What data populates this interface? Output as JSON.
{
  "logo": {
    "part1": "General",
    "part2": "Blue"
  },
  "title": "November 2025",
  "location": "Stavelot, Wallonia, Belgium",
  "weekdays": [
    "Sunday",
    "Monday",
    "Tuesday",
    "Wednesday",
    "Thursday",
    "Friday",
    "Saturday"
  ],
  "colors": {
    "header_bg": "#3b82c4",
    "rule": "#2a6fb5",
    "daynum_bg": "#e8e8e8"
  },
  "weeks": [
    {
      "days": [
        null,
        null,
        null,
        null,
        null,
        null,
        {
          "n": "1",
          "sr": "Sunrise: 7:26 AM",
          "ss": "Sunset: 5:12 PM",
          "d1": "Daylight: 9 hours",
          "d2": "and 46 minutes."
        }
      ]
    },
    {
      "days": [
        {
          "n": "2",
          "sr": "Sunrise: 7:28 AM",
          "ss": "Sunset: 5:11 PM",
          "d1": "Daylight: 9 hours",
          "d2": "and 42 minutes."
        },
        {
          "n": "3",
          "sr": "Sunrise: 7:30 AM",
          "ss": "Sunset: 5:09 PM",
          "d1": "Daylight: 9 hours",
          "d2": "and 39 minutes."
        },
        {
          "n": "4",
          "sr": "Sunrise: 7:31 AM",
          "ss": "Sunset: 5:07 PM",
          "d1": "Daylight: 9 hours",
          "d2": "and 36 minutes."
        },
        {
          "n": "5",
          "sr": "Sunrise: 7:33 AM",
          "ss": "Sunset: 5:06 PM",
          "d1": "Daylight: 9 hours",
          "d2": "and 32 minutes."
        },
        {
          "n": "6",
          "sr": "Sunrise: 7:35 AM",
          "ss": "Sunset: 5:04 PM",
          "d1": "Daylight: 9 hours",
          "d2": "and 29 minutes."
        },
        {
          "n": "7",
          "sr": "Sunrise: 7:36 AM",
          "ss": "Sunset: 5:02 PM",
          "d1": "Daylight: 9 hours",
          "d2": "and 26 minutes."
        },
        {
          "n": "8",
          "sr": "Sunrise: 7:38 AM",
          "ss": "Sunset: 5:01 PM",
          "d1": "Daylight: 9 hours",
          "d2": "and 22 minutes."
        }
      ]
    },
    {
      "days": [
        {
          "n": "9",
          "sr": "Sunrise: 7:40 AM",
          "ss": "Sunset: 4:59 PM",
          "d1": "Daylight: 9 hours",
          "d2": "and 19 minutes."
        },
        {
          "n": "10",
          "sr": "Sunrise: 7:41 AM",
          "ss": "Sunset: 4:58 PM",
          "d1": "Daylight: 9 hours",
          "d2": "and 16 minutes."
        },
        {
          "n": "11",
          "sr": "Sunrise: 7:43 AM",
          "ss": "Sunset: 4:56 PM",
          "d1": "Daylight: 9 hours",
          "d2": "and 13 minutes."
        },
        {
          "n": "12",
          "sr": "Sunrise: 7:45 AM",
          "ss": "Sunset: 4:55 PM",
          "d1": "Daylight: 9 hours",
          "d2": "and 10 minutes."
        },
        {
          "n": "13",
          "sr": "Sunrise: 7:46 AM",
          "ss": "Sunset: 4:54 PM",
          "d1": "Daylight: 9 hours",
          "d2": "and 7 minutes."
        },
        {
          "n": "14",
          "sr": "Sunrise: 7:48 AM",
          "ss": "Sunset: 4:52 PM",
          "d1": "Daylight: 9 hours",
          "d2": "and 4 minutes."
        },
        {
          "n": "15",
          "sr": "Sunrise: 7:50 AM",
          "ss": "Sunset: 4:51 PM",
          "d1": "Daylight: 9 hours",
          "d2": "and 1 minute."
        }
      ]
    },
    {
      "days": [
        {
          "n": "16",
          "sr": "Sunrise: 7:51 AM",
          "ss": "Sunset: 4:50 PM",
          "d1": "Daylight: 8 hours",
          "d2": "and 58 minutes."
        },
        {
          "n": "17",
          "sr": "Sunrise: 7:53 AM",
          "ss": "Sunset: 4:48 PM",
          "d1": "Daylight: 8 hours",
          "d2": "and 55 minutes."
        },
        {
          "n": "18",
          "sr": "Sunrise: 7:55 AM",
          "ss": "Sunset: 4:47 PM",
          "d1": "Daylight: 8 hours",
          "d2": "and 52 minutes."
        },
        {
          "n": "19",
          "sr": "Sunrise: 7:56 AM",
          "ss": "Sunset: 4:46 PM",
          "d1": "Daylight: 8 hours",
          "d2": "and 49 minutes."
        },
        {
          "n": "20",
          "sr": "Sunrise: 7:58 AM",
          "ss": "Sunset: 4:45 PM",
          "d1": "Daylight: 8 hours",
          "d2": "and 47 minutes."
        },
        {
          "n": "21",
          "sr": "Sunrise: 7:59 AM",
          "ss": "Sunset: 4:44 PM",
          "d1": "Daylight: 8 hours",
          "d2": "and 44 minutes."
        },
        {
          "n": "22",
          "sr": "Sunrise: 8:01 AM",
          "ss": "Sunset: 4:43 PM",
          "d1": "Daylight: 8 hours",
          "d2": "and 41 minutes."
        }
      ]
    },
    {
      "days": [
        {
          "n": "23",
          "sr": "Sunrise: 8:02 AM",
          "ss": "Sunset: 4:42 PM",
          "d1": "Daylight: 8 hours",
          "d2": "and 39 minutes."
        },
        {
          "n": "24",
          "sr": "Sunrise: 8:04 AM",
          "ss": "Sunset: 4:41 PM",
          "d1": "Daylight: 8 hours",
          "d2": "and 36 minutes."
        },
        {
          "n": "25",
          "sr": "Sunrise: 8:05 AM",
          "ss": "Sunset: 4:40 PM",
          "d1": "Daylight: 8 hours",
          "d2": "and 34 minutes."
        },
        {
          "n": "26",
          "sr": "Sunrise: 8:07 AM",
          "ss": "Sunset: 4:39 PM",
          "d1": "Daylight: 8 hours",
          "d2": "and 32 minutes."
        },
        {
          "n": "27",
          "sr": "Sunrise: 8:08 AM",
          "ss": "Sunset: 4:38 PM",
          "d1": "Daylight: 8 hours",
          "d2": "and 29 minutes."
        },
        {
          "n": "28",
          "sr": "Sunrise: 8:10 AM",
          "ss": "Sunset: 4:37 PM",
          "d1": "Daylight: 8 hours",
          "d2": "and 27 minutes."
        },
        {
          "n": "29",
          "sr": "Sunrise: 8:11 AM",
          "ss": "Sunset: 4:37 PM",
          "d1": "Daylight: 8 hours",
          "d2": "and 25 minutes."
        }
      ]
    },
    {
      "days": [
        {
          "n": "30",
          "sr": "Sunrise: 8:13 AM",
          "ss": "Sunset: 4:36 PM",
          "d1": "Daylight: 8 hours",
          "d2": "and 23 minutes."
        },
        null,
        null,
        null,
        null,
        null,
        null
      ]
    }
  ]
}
──────────
§ **Stated exercise**
Could you reproduce every record above exactly as it appears?

§ **Solution for this task**
What data populates this interface? Output as JSON.
{
  "logo": {
    "part1": "General",
    "part2": "Blue"
  },
  "title": "November 2025",
  "location": "Stavelot, Wallonia, Belgium",
  "weekdays": [
    "Sunday",
    "Monday",
    "Tuesday",
    "Wednesday",
    "Thursday",
    "Friday",
    "Saturday"
  ],
  "colors": {
    "header_bg": "#3b82c4",
    "rule": "#2a6fb5",
    "daynum_bg": "#e8e8e8"
  },
  "weeks": [
    {
      "days": [
        null,
        null,
        null,
        null,
        null,
        null,
        {
          "n": "1",
          "sr": "Sunrise: 7:26 AM",
          "ss": "Sunset: 5:12 PM",
          "d1": "Daylight: 9 hours",
          "d2": "and 46 minutes."
        }
      ]
    },
    {
      "days": [
        {
          "n": "2",
          "sr": "Sunrise: 7:28 AM",
          "ss": "Sunset: 5:11 PM",
          "d1": "Daylight: 9 hours",
          "d2": "and 42 minutes."
        },
        {
          "n": "3",
          "sr": "Sunrise: 7:30 AM",
          "ss": "Sunset: 5:09 PM",
          "d1": "Daylight: 9 hours",
          "d2": "and 39 minutes."
        },
        {
          "n": "4",
          "sr": "Sunrise: 7:31 AM",
          "ss": "Sunset: 5:07 PM",
          "d1": "Daylight: 9 hours",
          "d2": "and 36 minutes."
        },
        {
          "n": "5",
          "sr": "Sunrise: 7:33 AM",
          "ss": "Sunset: 5:06 PM",
          "d1": "Daylight: 9 hours",
          "d2": "and 32 minutes."
        },
        {
          "n": "6",
          "sr": "Sunrise: 7:35 AM",
          "ss": "Sunset: 5:04 PM",
          "d1": "Daylight: 9 hours",
          "d2": "and 29 minutes."
        },
        {
          "n": "7",
          "sr": "Sunrise: 7:36 AM",
          "ss": "Sunset: 5:02 PM",
          "d1": "Daylight: 9 hours",
          "d2": "and 26 minutes."
        },
        {
          "n": "8",
          "sr": "Sunrise: 7:38 AM",
          "ss": "Sunset: 5:01 PM",
          "d1": "Daylight: 9 hours",
          "d2": "and 22 minutes."
        }
      ]
    },
    {
      "days": [
        {
          "n": "9",
          "sr": "Sunrise: 7:40 AM",
          "ss": "Sunset: 4:59 PM",
          "d1": "Daylight: 9 hours",
          "d2": "and 19 minutes."
        },
        {
          "n": "10",
          "sr": "Sunrise: 7:41 AM",
          "ss": "Sunset: 4:58 PM",
          "d1": "Daylight: 9 hours",
          "d2": "and 16 minutes."
        },
        {
          "n": "11",
          "sr": "Sunrise: 7:43 AM",
          "ss": "Sunset: 4:56 PM",
          "d1": "Daylight: 9 hours",
          "d2": "and 13 minutes."
        },
        {
          "n": "12",
          "sr": "Sunrise: 7:45 AM",
          "ss": "Sunset: 4:55 PM",
          "d1": "Daylight: 9 hours",
          "d2": "and 10 minutes."
        },
        {
          "n": "13",
          "sr": "Sunrise: 7:46 AM",
          "ss": "Sunset: 4:54 PM",
          "d1": "Daylight: 9 hours",
          "d2": "and 7 minutes."
        },
        {
          "n": "14",
          "sr": "Sunrise: 7:48 AM",
          "ss": "Sunset: 4:52 PM",
          "d1": "Daylight: 9 hours",
          "d2": "and 4 minutes."
        },
        {
          "n": "15",
          "sr": "Sunrise: 7:50 AM",
          "ss": "Sunset: 4:51 PM",
          "d1": "Daylight: 9 hours",
          "d2": "and 1 minute."
        }
      ]
    },
    {
      "days": [
        {
          "n": "16",
          "sr": "Sunrise: 7:51 AM",
          "ss": "Sunset: 4:50 PM",
          "d1": "Daylight: 8 hours",
          "d2": "and 58 minutes."
        },
        {
          "n": "17",
          "sr": "Sunrise: 7:53 AM",
          "ss": "Sunset: 4:48 PM",
          "d1": "Daylight: 8 hours",
          "d2": "and 55 minutes."
        },
        {
          "n": "18",
          "sr": "Sunrise: 7:55 AM",
          "ss": "Sunset: 4:47 PM",
          "d1": "Daylight: 8 hours",
          "d2": "and 52 minutes."
        },
        {
          "n": "19",
          "sr": "Sunrise: 7:56 AM",
          "ss": "Sunset: 4:46 PM",
          "d1": "Daylight: 8 hours",
          "d2": "and 49 minutes."
        },
        {
          "n": "20",
          "sr": "Sunrise: 7:58 AM",
          "ss": "Sunset: 4:45 PM",
          "d1": "Daylight: 8 hours",
          "d2": "and 47 minutes."
        },
        {
          "n": "21",
          "sr": "Sunrise: 7:59 AM",
          "ss": "Sunset: 4:44 PM",
          "d1": "Daylight: 8 hours",
          "d2": "and 44 minutes."
        },
        {
          "n": "22",
          "sr": "Sunrise: 8:01 AM",
          "ss": "Sunset: 4:43 PM",
          "d1": "Daylight: 8 hours",
          "d2": "and 41 minutes."
        }
      ]
    },
    {
      "days": [
        {
          "n": "23",
          "sr": "Sunrise: 8:02 AM",
          "ss": "Sunset: 4:42 PM",
          "d1": "Daylight: 8 hours",
          "d2": "and 39 minutes."
        },
        {
          "n": "24",
          "sr": "Sunrise: 8:04 AM",
          "ss": "Sunset: 4:41 PM",
          "d1": "Daylight: 8 hours",
          "d2": "and 36 minutes."
        },
        {
          "n": "25",
          "sr": "Sunrise: 8:05 AM",
          "ss": "Sunset: 4:40 PM",
          "d1": "Daylight: 8 hours",
          "d2": "and 34 minutes."
        },
        {
          "n": "26",
          "sr": "Sunrise: 8:07 AM",
          "ss": "Sunset: 4:39 PM",
          "d1": "Daylight: 8 hours",
          "d2": "and 32 minutes."
        },
        {
          "n": "27",
          "sr": "Sunrise: 8:08 AM",
          "ss": "Sunset: 4:38 PM",
          "d1": "Daylight: 8 hours",
          "d2": "and 29 minutes."
        },
        {
          "n": "28",
          "sr": "Sunrise: 8:10 AM",
          "ss": "Sunset: 4:37 PM",
          "d1": "Daylight: 8 hours",
          "d2": "and 27 minutes."
        },
        {
          "n": "29",
          "sr": "Sunrise: 8:11 AM",
          "ss": "Sunset: 4:37 PM",
          "d1": "Daylight: 8 hours",
          "d2": "and 25 minutes."
        }
      ]
    },
    {
      "days": [
        {
          "n": "30",
          "sr": "Sunrise: 8:13 AM",
          "ss": "Sunset: 4:36 PM",
          "d1": "Daylight: 8 hours",
          "d2": "and 23 minutes."
        },
        null,
        null,
        null,
        null,
        null,
        null
      ]
    }
  ]
}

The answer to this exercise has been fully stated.